→ WHAT TO DO: Collect all lines from the listing that include the string "will".

→ SOURCE DATA:

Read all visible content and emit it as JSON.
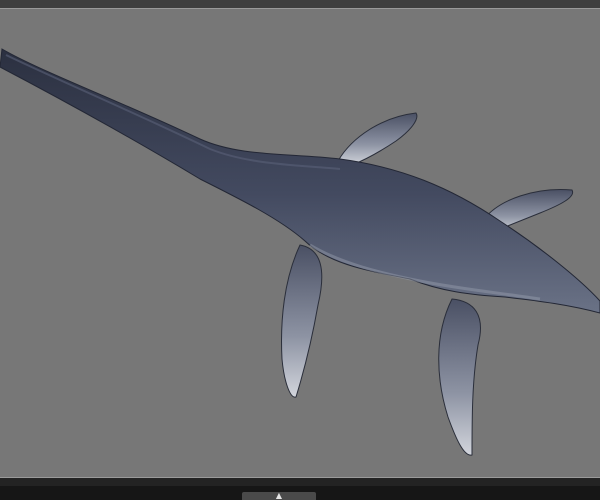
{
  "icons": {
    "panel_toggle": "chevron-up-icon"
  },
  "colors": {
    "viewport_background": "#777777",
    "model_body": "#3d4357",
    "model_fin_highlight": "#c8ccd4"
  }
}
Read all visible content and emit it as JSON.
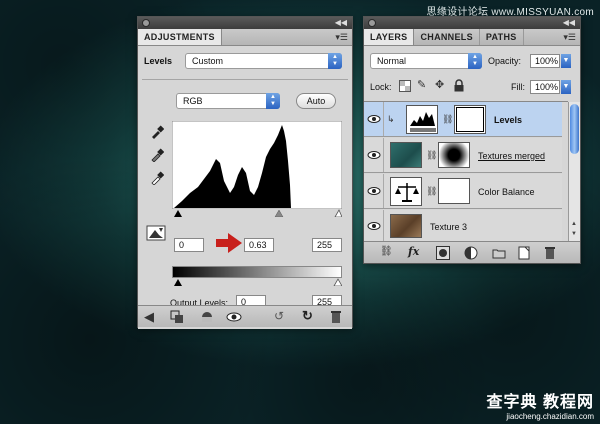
{
  "watermark": {
    "top": "思缘设计论坛 www.MISSYUAN.com",
    "bottom_big": "查字典 教程网",
    "bottom_small": "jiaocheng.chazidian.com"
  },
  "adjustments": {
    "tab": "ADJUSTMENTS",
    "preset_label": "Levels",
    "preset_value": "Custom",
    "channel_value": "RGB",
    "auto_label": "Auto",
    "input_black": "0",
    "input_gamma": "0.63",
    "input_white": "255",
    "output_label": "Output Levels:",
    "output_black": "0",
    "output_white": "255"
  },
  "layers_panel": {
    "tabs": [
      "LAYERS",
      "CHANNELS",
      "PATHS"
    ],
    "blend_mode": "Normal",
    "opacity_label": "Opacity:",
    "opacity_value": "100%",
    "lock_label": "Lock:",
    "fill_label": "Fill:",
    "fill_value": "100%",
    "layers": [
      {
        "name": "Levels",
        "selected": true
      },
      {
        "name": "Textures merged",
        "selected": false
      },
      {
        "name": "Color Balance",
        "selected": false
      },
      {
        "name": "Texture 3",
        "selected": false
      }
    ]
  },
  "colors": {
    "accent": "#2b63c2",
    "arrow_red": "#c8201c",
    "selection": "#bcd3f0"
  }
}
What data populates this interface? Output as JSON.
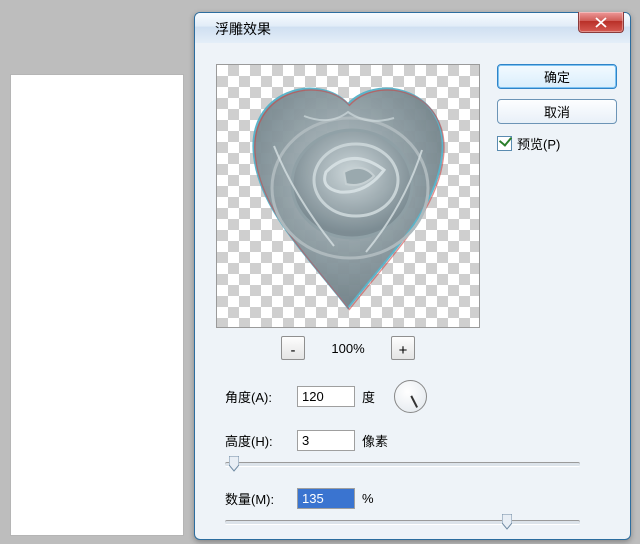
{
  "dialog": {
    "title": "浮雕效果"
  },
  "buttons": {
    "ok": "确定",
    "cancel": "取消",
    "preview": "预览(P)"
  },
  "zoom": {
    "minus": "-",
    "plus": "+",
    "value": "100%"
  },
  "params": {
    "angle": {
      "label": "角度(A):",
      "value": "120",
      "unit": "度"
    },
    "height": {
      "label": "高度(H):",
      "value": "3",
      "unit": "像素"
    },
    "amount": {
      "label": "数量(M):",
      "value": "135",
      "unit": "%"
    }
  },
  "preview_checked": true,
  "colors": {
    "accent": "#2f84c8",
    "close": "#c0392b",
    "selection": "#3a74d0"
  }
}
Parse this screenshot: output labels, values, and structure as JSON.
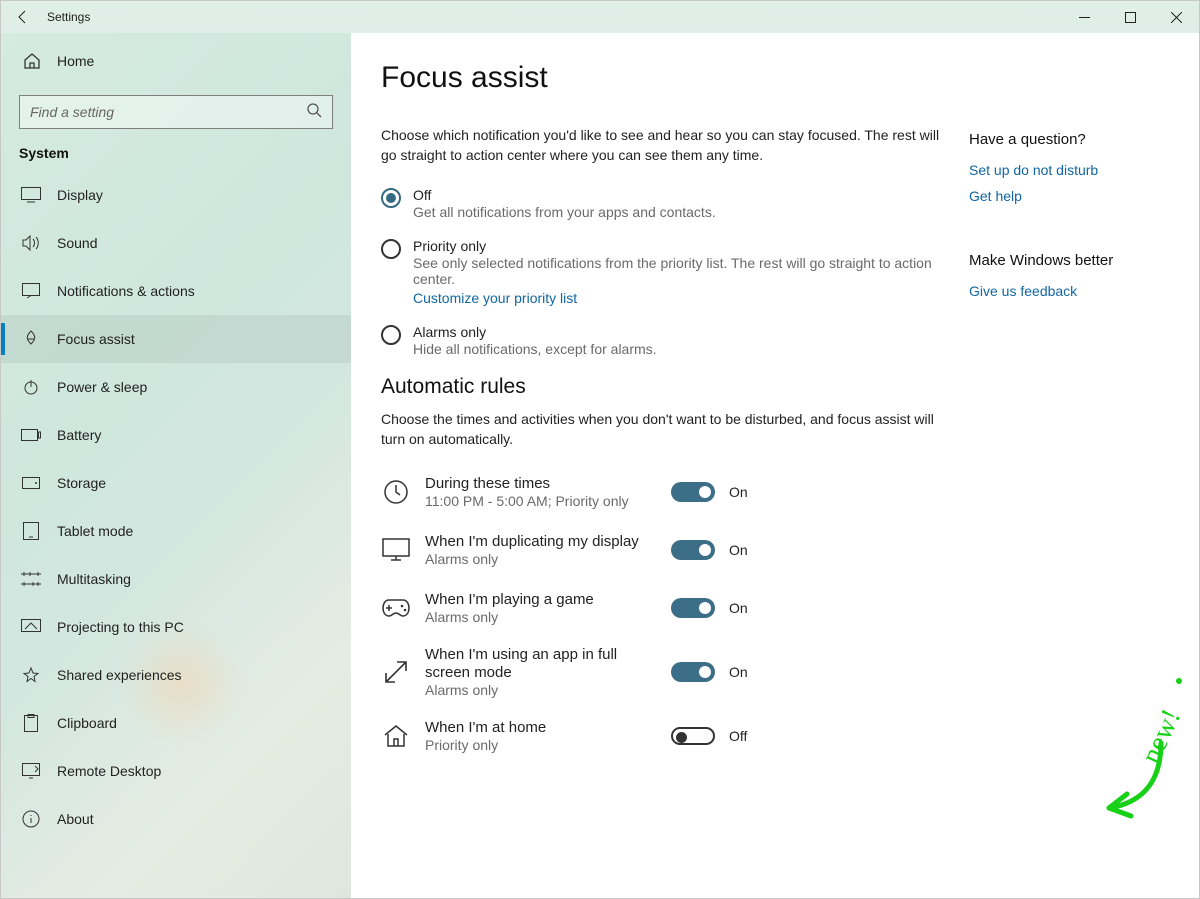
{
  "titlebar": {
    "title": "Settings"
  },
  "sidebar": {
    "home": "Home",
    "searchPlaceholder": "Find a setting",
    "section": "System",
    "items": [
      {
        "label": "Display"
      },
      {
        "label": "Sound"
      },
      {
        "label": "Notifications & actions"
      },
      {
        "label": "Focus assist"
      },
      {
        "label": "Power & sleep"
      },
      {
        "label": "Battery"
      },
      {
        "label": "Storage"
      },
      {
        "label": "Tablet mode"
      },
      {
        "label": "Multitasking"
      },
      {
        "label": "Projecting to this PC"
      },
      {
        "label": "Shared experiences"
      },
      {
        "label": "Clipboard"
      },
      {
        "label": "Remote Desktop"
      },
      {
        "label": "About"
      }
    ]
  },
  "page": {
    "heading": "Focus assist",
    "desc": "Choose which notification you'd like to see and hear so you can stay focused. The rest will go straight to action center where you can see them any time.",
    "options": [
      {
        "name": "Off",
        "sub": "Get all notifications from your apps and contacts."
      },
      {
        "name": "Priority only",
        "sub": "See only selected notifications from the priority list. The rest will go straight to action center.",
        "link": "Customize your priority list"
      },
      {
        "name": "Alarms only",
        "sub": "Hide all notifications, except for alarms."
      }
    ],
    "rulesHeading": "Automatic rules",
    "rulesDesc": "Choose the times and activities when you don't want to be disturbed, and focus assist will turn on automatically.",
    "rules": [
      {
        "title": "During these times",
        "sub": "11:00 PM - 5:00 AM; Priority only",
        "state": "On",
        "on": true
      },
      {
        "title": "When I'm duplicating my display",
        "sub": "Alarms only",
        "state": "On",
        "on": true
      },
      {
        "title": "When I'm playing a game",
        "sub": "Alarms only",
        "state": "On",
        "on": true
      },
      {
        "title": "When I'm using an app in full screen mode",
        "sub": "Alarms only",
        "state": "On",
        "on": true
      },
      {
        "title": "When I'm at home",
        "sub": "Priority only",
        "state": "Off",
        "on": false
      }
    ]
  },
  "aside": {
    "q": "Have a question?",
    "q_links": [
      "Set up do not disturb",
      "Get help"
    ],
    "w": "Make Windows better",
    "w_links": [
      "Give us feedback"
    ]
  },
  "annotation": "new!"
}
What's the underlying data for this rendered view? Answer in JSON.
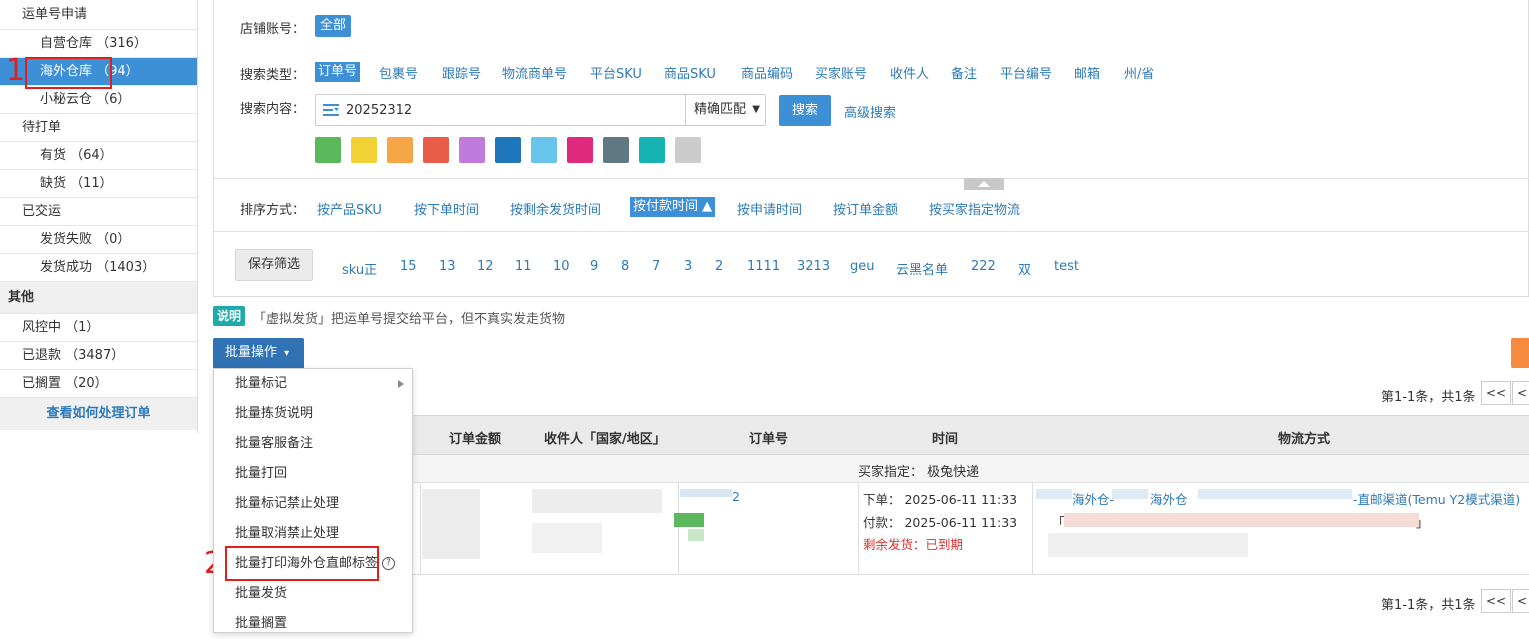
{
  "sidebar": {
    "items": [
      {
        "label": "运单号申请",
        "level": 1
      },
      {
        "label": "自营仓库 （316）",
        "level": 2
      },
      {
        "label": "海外仓库 （94）",
        "level": 2,
        "active": true
      },
      {
        "label": "小秘云仓 （6）",
        "level": 2
      },
      {
        "label": "待打单",
        "level": 1
      },
      {
        "label": "有货 （64）",
        "level": 2
      },
      {
        "label": "缺货 （11）",
        "level": 2
      },
      {
        "label": "已交运",
        "level": 1
      },
      {
        "label": "发货失败 （0）",
        "level": 2
      },
      {
        "label": "发货成功 （1403）",
        "level": 2
      },
      {
        "label": "其他",
        "level": 0
      },
      {
        "label": "风控中 （1）",
        "level": 1
      },
      {
        "label": "已退款 （3487）",
        "level": 1
      },
      {
        "label": "已搁置 （20）",
        "level": 1
      }
    ],
    "help_link": "查看如何处理订单"
  },
  "annotations": {
    "one": "1",
    "two": "2"
  },
  "filters": {
    "shop_label": "店铺账号：",
    "shop_all": "全部",
    "search_type_label": "搜索类型：",
    "search_types": [
      "订单号",
      "包裹号",
      "跟踪号",
      "物流商单号",
      "平台SKU",
      "商品SKU",
      "商品编码",
      "买家账号",
      "收件人",
      "备注",
      "平台编号",
      "邮箱",
      "州/省"
    ],
    "search_content_label": "搜索内容：",
    "search_value": "20252312",
    "match_mode": "精确匹配",
    "search_button": "搜索",
    "advanced_search": "高级搜索",
    "color_tags": [
      "#5cb85c",
      "#f0d234",
      "#f7a647",
      "#e95c48",
      "#c17bdc",
      "#1f77bb",
      "#67c4ea",
      "#e02a80",
      "#607884",
      "#16b3b2",
      "#cccccc"
    ],
    "sort_label": "排序方式：",
    "sort_options": [
      "按产品SKU",
      "按下单时间",
      "按剩余发货时间",
      "按付款时间 ▲",
      "按申请时间",
      "按订单金额",
      "按买家指定物流"
    ],
    "save_filter": "保存筛选",
    "saved_filters": [
      "sku正",
      "15",
      "13",
      "12",
      "11",
      "10",
      "9",
      "8",
      "7",
      "3",
      "2",
      "1111",
      "3213",
      "geu",
      "云黑名单",
      "222",
      "双",
      "test"
    ]
  },
  "notice": {
    "badge": "说明",
    "text": "「虚拟发货」把运单号提交给平台，但不真实发走货物"
  },
  "bulk": {
    "button": "批量操作",
    "menu": [
      "批量标记",
      "批量拣货说明",
      "批量客服备注",
      "批量打回",
      "批量标记禁止处理",
      "批量取消禁止处理",
      "批量打印海外仓直邮标签",
      "批量发货",
      "批量搁置"
    ]
  },
  "pager": {
    "summary": "第1-1条，共1条",
    "first": "<<",
    "prev": "<"
  },
  "table": {
    "headers": [
      "订单金额",
      "收件人「国家/地区」",
      "订单号",
      "时间",
      "物流方式"
    ],
    "buyer_designated": "买家指定：  极兔快递",
    "row": {
      "order_no_suffix": "2",
      "order_time": "下单：  2025-06-11 11:33",
      "pay_time": "付款：  2025-06-11 11:33",
      "remaining": "剩余发货：已到期",
      "ship_a": "海外仓-",
      "ship_b": "海外仓",
      "ship_c": "-直邮渠道(Temu Y2模式渠道)",
      "addr_open": "「",
      "addr_close": "」"
    }
  }
}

→ CORRECT ANSWER:
    "desc": "Choose which notification you'd like to see and hear so you can stay focused. The rest will go straight to action center where you can see them any time.",
        "sub": "See only selected notifications from the priority list. The rest will go straight to action center.",
    "rulesDesc": "Choose the times and activities when you don't want to be disturbed, and focus assist will turn on automatically.",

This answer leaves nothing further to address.